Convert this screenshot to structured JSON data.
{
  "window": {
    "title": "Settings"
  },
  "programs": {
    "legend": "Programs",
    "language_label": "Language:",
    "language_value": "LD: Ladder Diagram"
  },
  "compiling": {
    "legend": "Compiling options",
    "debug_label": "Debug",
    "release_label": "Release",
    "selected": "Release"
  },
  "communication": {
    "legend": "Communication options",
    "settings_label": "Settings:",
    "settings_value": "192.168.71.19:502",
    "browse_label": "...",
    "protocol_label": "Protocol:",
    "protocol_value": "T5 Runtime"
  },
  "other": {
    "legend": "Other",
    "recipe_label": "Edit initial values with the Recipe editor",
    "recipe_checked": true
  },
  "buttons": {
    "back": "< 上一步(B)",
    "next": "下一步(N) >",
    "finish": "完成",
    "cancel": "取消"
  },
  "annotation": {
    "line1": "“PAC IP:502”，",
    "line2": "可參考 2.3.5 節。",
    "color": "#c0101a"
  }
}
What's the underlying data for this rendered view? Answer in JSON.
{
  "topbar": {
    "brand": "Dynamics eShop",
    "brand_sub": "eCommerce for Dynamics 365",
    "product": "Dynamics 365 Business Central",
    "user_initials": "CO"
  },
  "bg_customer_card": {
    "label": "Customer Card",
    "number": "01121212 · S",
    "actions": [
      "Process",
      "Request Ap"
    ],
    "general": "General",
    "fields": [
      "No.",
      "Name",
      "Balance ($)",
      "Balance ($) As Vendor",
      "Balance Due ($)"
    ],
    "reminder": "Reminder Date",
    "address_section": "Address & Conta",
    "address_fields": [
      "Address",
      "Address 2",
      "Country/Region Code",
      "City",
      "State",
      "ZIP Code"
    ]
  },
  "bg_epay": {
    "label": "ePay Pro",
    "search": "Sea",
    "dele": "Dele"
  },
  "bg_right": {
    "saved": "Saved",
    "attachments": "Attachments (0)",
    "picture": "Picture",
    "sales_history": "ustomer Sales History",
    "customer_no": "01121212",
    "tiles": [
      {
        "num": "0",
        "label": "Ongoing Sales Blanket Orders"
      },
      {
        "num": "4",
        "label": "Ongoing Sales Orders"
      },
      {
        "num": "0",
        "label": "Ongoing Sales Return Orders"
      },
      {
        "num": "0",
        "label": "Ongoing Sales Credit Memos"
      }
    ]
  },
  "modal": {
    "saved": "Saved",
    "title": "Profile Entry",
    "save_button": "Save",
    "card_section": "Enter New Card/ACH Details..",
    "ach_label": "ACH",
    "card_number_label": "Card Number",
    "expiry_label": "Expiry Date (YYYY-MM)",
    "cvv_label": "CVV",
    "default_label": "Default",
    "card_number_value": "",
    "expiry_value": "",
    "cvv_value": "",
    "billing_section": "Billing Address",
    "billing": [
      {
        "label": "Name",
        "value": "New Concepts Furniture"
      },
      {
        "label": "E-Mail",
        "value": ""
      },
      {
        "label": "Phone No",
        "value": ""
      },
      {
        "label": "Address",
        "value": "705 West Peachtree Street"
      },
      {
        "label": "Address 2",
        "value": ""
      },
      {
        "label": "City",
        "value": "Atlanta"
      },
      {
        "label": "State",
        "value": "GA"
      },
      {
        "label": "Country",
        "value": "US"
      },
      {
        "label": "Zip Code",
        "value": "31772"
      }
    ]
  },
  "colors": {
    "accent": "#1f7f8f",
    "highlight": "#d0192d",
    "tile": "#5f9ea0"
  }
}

★ ★ ★ ★ ★

### Aim
In the records above, how many lines contain the string "data"? State that number only.

### Solution to this problem
2